● GIVEN PROBLEM:
Find the lines in these entries that include the word "name" and state how many there are, with no other words.

● GIVEN RECORDS:
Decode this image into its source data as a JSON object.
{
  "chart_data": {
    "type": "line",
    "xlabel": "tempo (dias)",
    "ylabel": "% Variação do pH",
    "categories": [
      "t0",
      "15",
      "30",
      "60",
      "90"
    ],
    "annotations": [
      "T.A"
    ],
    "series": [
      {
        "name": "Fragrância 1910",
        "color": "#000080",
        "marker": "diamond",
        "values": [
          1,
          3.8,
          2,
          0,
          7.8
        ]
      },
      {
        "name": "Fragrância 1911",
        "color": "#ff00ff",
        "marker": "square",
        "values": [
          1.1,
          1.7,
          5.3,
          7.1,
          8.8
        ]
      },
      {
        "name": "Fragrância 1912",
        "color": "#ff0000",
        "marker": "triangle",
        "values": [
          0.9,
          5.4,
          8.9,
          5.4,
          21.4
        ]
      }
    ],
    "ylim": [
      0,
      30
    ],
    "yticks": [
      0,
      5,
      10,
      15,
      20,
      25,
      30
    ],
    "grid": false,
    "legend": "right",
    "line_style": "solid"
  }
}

● TASK RESPONSE:
3